__WHAT IS ASKED__: Repeat the entire listing exactly.
****************************************
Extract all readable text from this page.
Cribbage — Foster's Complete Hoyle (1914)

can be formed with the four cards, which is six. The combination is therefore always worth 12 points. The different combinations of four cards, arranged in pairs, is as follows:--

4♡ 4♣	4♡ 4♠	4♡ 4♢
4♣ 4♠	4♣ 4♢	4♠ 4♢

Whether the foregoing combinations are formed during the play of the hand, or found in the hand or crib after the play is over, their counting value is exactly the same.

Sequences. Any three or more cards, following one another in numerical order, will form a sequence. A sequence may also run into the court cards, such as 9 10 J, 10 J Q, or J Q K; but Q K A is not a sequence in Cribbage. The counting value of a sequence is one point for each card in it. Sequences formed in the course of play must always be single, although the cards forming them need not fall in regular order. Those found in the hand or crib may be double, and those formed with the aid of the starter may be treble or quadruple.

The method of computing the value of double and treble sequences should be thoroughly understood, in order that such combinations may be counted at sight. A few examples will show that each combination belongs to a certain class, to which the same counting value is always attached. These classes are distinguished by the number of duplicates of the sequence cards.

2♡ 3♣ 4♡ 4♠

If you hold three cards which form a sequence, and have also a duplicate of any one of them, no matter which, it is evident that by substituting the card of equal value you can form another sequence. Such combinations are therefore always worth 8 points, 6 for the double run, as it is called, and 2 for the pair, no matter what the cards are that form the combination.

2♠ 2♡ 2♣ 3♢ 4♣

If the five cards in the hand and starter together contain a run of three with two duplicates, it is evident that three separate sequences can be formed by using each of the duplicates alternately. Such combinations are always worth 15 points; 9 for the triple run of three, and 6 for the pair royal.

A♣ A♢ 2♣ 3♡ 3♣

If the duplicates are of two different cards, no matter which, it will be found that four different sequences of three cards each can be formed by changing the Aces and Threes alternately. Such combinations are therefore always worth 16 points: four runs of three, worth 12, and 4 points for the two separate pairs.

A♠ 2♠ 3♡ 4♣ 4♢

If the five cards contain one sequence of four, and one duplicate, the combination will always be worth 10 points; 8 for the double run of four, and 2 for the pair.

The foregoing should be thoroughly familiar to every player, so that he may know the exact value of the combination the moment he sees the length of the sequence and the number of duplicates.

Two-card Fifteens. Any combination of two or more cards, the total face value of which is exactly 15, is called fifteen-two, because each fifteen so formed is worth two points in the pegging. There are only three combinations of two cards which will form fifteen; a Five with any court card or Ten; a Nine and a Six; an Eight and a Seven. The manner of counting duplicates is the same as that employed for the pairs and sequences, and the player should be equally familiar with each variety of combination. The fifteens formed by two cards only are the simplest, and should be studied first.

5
****************************************
__FULL ANSWER__:
Extract all readable text from this page.
Cribbage — Foster's Complete Hoyle (1914)

can be formed with the four cards, which is six. The combination is therefore always worth 12 points. The different combinations of four cards, arranged in pairs, is as follows:--

4♡ 4♣	4♡ 4♠	4♡ 4♢
4♣ 4♠	4♣ 4♢	4♠ 4♢

Whether the foregoing combinations are formed during the play of the hand, or found in the hand or crib after the play is over, their counting value is exactly the same.

Sequences. Any three or more cards, following one another in numerical order, will form a sequence. A sequence may also run into the court cards, such as 9 10 J, 10 J Q, or J Q K; but Q K A is not a sequence in Cribbage. The counting value of a sequence is one point for each card in it. Sequences formed in the course of play must always be single, although the cards forming them need not fall in regular order. Those found in the hand or crib may be double, and those formed with the aid of the starter may be treble or quadruple.

The method of computing the value of double and treble sequences should be thoroughly understood, in order that such combinations may be counted at sight. A few examples will show that each combination belongs to a certain class, to which the same counting value is always attached. These classes are distinguished by the number of duplicates of the sequence cards.

2♡ 3♣ 4♡ 4♠

If you hold three cards which form a sequence, and have also a duplicate of any one of them, no matter which, it is evident that by substituting the card of equal value you can form another sequence. Such combinations are therefore always worth 8 points, 6 for the double run, as it is called, and 2 for the pair, no matter what the cards are that form the combination.

2♠ 2♡ 2♣ 3♢ 4♣

If the five cards in the hand and starter together contain a run of three with two duplicates, it is evident that three separate sequences can be formed by using each of the duplicates alternately. Such combinations are always worth 15 points; 9 for the triple run of three, and 6 for the pair royal.

A♣ A♢ 2♣ 3♡ 3♣

If the duplicates are of two different cards, no matter which, it will be found that four different sequences of three cards each can be formed by changing the Aces and Threes alternately. Such combinations are therefore always worth 16 points: four runs of three, worth 12, and 4 points for the two separate pairs.

A♠ 2♠ 3♡ 4♣ 4♢

If the five cards contain one sequence of four, and one duplicate, the combination will always be worth 10 points; 8 for the double run of four, and 2 for the pair.

The foregoing should be thoroughly familiar to every player, so that he may know the exact value of the combination the moment he sees the length of the sequence and the number of duplicates.

Two-card Fifteens. Any combination of two or more cards, the total face value of which is exactly 15, is called fifteen-two, because each fifteen so formed is worth two points in the pegging. There are only three combinations of two cards which will form fifteen; a Five with any court card or Ten; a Nine and a Six; an Eight and a Seven. The manner of counting duplicates is the same as that employed for the pairs and sequences, and the player should be equally familiar with each variety of combination. The fifteens formed by two cards only are the simplest, and should be studied first.

5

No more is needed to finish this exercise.